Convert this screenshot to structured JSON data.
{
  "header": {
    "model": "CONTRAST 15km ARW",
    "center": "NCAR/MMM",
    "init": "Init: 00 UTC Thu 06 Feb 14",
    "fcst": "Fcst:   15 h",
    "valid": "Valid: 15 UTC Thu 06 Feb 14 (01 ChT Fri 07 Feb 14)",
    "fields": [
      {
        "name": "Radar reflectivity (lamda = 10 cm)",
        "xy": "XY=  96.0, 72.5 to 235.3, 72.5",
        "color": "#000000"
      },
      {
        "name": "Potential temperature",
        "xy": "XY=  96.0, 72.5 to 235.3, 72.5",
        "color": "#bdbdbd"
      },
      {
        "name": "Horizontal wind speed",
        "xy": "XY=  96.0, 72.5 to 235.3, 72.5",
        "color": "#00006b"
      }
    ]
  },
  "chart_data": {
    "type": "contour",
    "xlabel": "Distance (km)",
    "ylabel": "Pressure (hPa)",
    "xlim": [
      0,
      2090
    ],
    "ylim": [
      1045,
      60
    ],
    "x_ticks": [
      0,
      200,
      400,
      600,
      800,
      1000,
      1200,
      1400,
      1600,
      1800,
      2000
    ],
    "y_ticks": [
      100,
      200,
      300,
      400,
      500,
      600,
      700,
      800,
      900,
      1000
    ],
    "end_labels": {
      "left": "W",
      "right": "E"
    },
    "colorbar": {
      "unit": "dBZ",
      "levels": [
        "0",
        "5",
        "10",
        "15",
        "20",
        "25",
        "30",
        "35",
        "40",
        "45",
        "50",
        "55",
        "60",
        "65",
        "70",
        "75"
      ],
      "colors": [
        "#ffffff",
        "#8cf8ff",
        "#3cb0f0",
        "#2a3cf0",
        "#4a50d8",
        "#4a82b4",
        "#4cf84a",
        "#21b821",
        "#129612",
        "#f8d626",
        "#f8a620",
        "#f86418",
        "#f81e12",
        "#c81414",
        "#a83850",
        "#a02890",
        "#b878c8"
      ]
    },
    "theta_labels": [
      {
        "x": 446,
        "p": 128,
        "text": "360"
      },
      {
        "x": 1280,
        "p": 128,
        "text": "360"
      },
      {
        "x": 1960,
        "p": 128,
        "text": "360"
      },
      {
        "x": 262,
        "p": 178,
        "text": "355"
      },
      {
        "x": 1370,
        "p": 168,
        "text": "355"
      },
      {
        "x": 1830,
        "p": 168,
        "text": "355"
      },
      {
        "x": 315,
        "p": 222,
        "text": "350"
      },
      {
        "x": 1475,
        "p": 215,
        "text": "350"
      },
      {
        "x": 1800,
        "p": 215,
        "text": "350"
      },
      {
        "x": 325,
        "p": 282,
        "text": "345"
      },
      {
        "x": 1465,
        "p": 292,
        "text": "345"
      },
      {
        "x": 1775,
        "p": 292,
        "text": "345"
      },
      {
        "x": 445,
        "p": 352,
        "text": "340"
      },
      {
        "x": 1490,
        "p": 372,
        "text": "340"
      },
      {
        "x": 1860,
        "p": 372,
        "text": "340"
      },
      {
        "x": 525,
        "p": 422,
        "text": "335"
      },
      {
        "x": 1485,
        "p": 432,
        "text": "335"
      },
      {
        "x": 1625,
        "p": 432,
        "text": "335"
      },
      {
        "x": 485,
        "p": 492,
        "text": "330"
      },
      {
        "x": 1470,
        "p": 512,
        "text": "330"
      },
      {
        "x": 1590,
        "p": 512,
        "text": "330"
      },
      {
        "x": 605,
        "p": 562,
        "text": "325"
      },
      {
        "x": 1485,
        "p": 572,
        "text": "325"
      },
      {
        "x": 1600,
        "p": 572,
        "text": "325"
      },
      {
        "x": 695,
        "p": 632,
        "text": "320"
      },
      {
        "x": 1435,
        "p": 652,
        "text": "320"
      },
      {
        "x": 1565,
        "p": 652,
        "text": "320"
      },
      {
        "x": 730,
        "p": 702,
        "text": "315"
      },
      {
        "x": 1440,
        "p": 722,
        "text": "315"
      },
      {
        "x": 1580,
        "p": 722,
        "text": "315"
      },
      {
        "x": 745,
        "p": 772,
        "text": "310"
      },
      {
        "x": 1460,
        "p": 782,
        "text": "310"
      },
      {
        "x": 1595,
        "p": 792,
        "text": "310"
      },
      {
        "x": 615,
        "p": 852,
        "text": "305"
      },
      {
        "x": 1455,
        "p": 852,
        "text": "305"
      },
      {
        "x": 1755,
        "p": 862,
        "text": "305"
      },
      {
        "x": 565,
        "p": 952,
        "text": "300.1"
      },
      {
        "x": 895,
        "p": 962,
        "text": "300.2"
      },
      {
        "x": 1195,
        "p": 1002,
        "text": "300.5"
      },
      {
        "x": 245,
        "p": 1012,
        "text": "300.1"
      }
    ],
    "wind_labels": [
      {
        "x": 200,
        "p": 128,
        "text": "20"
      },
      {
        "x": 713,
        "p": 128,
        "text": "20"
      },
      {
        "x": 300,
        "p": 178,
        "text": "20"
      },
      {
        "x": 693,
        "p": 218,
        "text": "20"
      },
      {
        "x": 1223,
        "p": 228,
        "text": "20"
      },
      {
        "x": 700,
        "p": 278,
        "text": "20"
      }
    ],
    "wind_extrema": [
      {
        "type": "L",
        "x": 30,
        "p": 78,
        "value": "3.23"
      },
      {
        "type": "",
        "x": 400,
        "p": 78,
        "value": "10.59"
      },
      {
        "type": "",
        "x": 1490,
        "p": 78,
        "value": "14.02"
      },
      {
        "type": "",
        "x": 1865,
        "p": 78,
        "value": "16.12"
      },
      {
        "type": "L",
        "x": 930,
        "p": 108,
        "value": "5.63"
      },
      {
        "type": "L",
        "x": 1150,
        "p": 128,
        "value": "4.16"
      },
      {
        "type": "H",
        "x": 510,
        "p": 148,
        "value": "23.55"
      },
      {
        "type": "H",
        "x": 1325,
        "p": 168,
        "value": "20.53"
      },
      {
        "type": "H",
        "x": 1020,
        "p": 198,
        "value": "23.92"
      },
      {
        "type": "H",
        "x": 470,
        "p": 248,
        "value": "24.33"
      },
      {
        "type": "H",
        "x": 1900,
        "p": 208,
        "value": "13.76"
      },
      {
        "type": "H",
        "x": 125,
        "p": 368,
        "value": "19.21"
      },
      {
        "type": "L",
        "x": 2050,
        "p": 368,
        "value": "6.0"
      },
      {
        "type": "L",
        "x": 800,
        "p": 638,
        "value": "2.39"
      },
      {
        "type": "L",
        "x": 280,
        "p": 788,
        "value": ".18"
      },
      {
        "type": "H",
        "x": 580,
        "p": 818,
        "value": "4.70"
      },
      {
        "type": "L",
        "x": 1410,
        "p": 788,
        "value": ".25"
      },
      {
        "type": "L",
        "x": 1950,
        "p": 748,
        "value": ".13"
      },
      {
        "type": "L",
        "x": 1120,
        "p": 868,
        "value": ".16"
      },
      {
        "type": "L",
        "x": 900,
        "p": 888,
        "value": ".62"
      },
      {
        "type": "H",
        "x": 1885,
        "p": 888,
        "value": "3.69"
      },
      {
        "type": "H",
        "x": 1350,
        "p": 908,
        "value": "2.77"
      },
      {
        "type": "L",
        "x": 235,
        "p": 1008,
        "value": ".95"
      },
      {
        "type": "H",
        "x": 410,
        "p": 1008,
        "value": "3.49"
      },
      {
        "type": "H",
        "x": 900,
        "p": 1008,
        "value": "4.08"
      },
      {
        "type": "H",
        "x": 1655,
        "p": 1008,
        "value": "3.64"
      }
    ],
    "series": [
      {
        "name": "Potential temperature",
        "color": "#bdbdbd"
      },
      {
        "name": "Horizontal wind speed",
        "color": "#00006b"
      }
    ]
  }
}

______

## Exercise aim
Your task is to retype all of the records exactly.

## The output
Convert this screenshot to structured JSON data.
{
  "header": {
    "model": "CONTRAST 15km ARW",
    "center": "NCAR/MMM",
    "init": "Init: 00 UTC Thu 06 Feb 14",
    "fcst": "Fcst:   15 h",
    "valid": "Valid: 15 UTC Thu 06 Feb 14 (01 ChT Fri 07 Feb 14)",
    "fields": [
      {
        "name": "Radar reflectivity (lamda = 10 cm)",
        "xy": "XY=  96.0, 72.5 to 235.3, 72.5",
        "color": "#000000"
      },
      {
        "name": "Potential temperature",
        "xy": "XY=  96.0, 72.5 to 235.3, 72.5",
        "color": "#bdbdbd"
      },
      {
        "name": "Horizontal wind speed",
        "xy": "XY=  96.0, 72.5 to 235.3, 72.5",
        "color": "#00006b"
      }
    ]
  },
  "chart_data": {
    "type": "contour",
    "xlabel": "Distance (km)",
    "ylabel": "Pressure (hPa)",
    "xlim": [
      0,
      2090
    ],
    "ylim": [
      1045,
      60
    ],
    "x_ticks": [
      0,
      200,
      400,
      600,
      800,
      1000,
      1200,
      1400,
      1600,
      1800,
      2000
    ],
    "y_ticks": [
      100,
      200,
      300,
      400,
      500,
      600,
      700,
      800,
      900,
      1000
    ],
    "end_labels": {
      "left": "W",
      "right": "E"
    },
    "colorbar": {
      "unit": "dBZ",
      "levels": [
        "0",
        "5",
        "10",
        "15",
        "20",
        "25",
        "30",
        "35",
        "40",
        "45",
        "50",
        "55",
        "60",
        "65",
        "70",
        "75"
      ],
      "colors": [
        "#ffffff",
        "#8cf8ff",
        "#3cb0f0",
        "#2a3cf0",
        "#4a50d8",
        "#4a82b4",
        "#4cf84a",
        "#21b821",
        "#129612",
        "#f8d626",
        "#f8a620",
        "#f86418",
        "#f81e12",
        "#c81414",
        "#a83850",
        "#a02890",
        "#b878c8"
      ]
    },
    "theta_labels": [
      {
        "x": 446,
        "p": 128,
        "text": "360"
      },
      {
        "x": 1280,
        "p": 128,
        "text": "360"
      },
      {
        "x": 1960,
        "p": 128,
        "text": "360"
      },
      {
        "x": 262,
        "p": 178,
        "text": "355"
      },
      {
        "x": 1370,
        "p": 168,
        "text": "355"
      },
      {
        "x": 1830,
        "p": 168,
        "text": "355"
      },
      {
        "x": 315,
        "p": 222,
        "text": "350"
      },
      {
        "x": 1475,
        "p": 215,
        "text": "350"
      },
      {
        "x": 1800,
        "p": 215,
        "text": "350"
      },
      {
        "x": 325,
        "p": 282,
        "text": "345"
      },
      {
        "x": 1465,
        "p": 292,
        "text": "345"
      },
      {
        "x": 1775,
        "p": 292,
        "text": "345"
      },
      {
        "x": 445,
        "p": 352,
        "text": "340"
      },
      {
        "x": 1490,
        "p": 372,
        "text": "340"
      },
      {
        "x": 1860,
        "p": 372,
        "text": "340"
      },
      {
        "x": 525,
        "p": 422,
        "text": "335"
      },
      {
        "x": 1485,
        "p": 432,
        "text": "335"
      },
      {
        "x": 1625,
        "p": 432,
        "text": "335"
      },
      {
        "x": 485,
        "p": 492,
        "text": "330"
      },
      {
        "x": 1470,
        "p": 512,
        "text": "330"
      },
      {
        "x": 1590,
        "p": 512,
        "text": "330"
      },
      {
        "x": 605,
        "p": 562,
        "text": "325"
      },
      {
        "x": 1485,
        "p": 572,
        "text": "325"
      },
      {
        "x": 1600,
        "p": 572,
        "text": "325"
      },
      {
        "x": 695,
        "p": 632,
        "text": "320"
      },
      {
        "x": 1435,
        "p": 652,
        "text": "320"
      },
      {
        "x": 1565,
        "p": 652,
        "text": "320"
      },
      {
        "x": 730,
        "p": 702,
        "text": "315"
      },
      {
        "x": 1440,
        "p": 722,
        "text": "315"
      },
      {
        "x": 1580,
        "p": 722,
        "text": "315"
      },
      {
        "x": 745,
        "p": 772,
        "text": "310"
      },
      {
        "x": 1460,
        "p": 782,
        "text": "310"
      },
      {
        "x": 1595,
        "p": 792,
        "text": "310"
      },
      {
        "x": 615,
        "p": 852,
        "text": "305"
      },
      {
        "x": 1455,
        "p": 852,
        "text": "305"
      },
      {
        "x": 1755,
        "p": 862,
        "text": "305"
      },
      {
        "x": 565,
        "p": 952,
        "text": "300.1"
      },
      {
        "x": 895,
        "p": 962,
        "text": "300.2"
      },
      {
        "x": 1195,
        "p": 1002,
        "text": "300.5"
      },
      {
        "x": 245,
        "p": 1012,
        "text": "300.1"
      }
    ],
    "wind_labels": [
      {
        "x": 200,
        "p": 128,
        "text": "20"
      },
      {
        "x": 713,
        "p": 128,
        "text": "20"
      },
      {
        "x": 300,
        "p": 178,
        "text": "20"
      },
      {
        "x": 693,
        "p": 218,
        "text": "20"
      },
      {
        "x": 1223,
        "p": 228,
        "text": "20"
      },
      {
        "x": 700,
        "p": 278,
        "text": "20"
      }
    ],
    "wind_extrema": [
      {
        "type": "L",
        "x": 30,
        "p": 78,
        "value": "3.23"
      },
      {
        "type": "",
        "x": 400,
        "p": 78,
        "value": "10.59"
      },
      {
        "type": "",
        "x": 1490,
        "p": 78,
        "value": "14.02"
      },
      {
        "type": "",
        "x": 1865,
        "p": 78,
        "value": "16.12"
      },
      {
        "type": "L",
        "x": 930,
        "p": 108,
        "value": "5.63"
      },
      {
        "type": "L",
        "x": 1150,
        "p": 128,
        "value": "4.16"
      },
      {
        "type": "H",
        "x": 510,
        "p": 148,
        "value": "23.55"
      },
      {
        "type": "H",
        "x": 1325,
        "p": 168,
        "value": "20.53"
      },
      {
        "type": "H",
        "x": 1020,
        "p": 198,
        "value": "23.92"
      },
      {
        "type": "H",
        "x": 470,
        "p": 248,
        "value": "24.33"
      },
      {
        "type": "H",
        "x": 1900,
        "p": 208,
        "value": "13.76"
      },
      {
        "type": "H",
        "x": 125,
        "p": 368,
        "value": "19.21"
      },
      {
        "type": "L",
        "x": 2050,
        "p": 368,
        "value": "6.0"
      },
      {
        "type": "L",
        "x": 800,
        "p": 638,
        "value": "2.39"
      },
      {
        "type": "L",
        "x": 280,
        "p": 788,
        "value": ".18"
      },
      {
        "type": "H",
        "x": 580,
        "p": 818,
        "value": "4.70"
      },
      {
        "type": "L",
        "x": 1410,
        "p": 788,
        "value": ".25"
      },
      {
        "type": "L",
        "x": 1950,
        "p": 748,
        "value": ".13"
      },
      {
        "type": "L",
        "x": 1120,
        "p": 868,
        "value": ".16"
      },
      {
        "type": "L",
        "x": 900,
        "p": 888,
        "value": ".62"
      },
      {
        "type": "H",
        "x": 1885,
        "p": 888,
        "value": "3.69"
      },
      {
        "type": "H",
        "x": 1350,
        "p": 908,
        "value": "2.77"
      },
      {
        "type": "L",
        "x": 235,
        "p": 1008,
        "value": ".95"
      },
      {
        "type": "H",
        "x": 410,
        "p": 1008,
        "value": "3.49"
      },
      {
        "type": "H",
        "x": 900,
        "p": 1008,
        "value": "4.08"
      },
      {
        "type": "H",
        "x": 1655,
        "p": 1008,
        "value": "3.64"
      }
    ],
    "series": [
      {
        "name": "Potential temperature",
        "color": "#bdbdbd"
      },
      {
        "name": "Horizontal wind speed",
        "color": "#00006b"
      }
    ]
  }
}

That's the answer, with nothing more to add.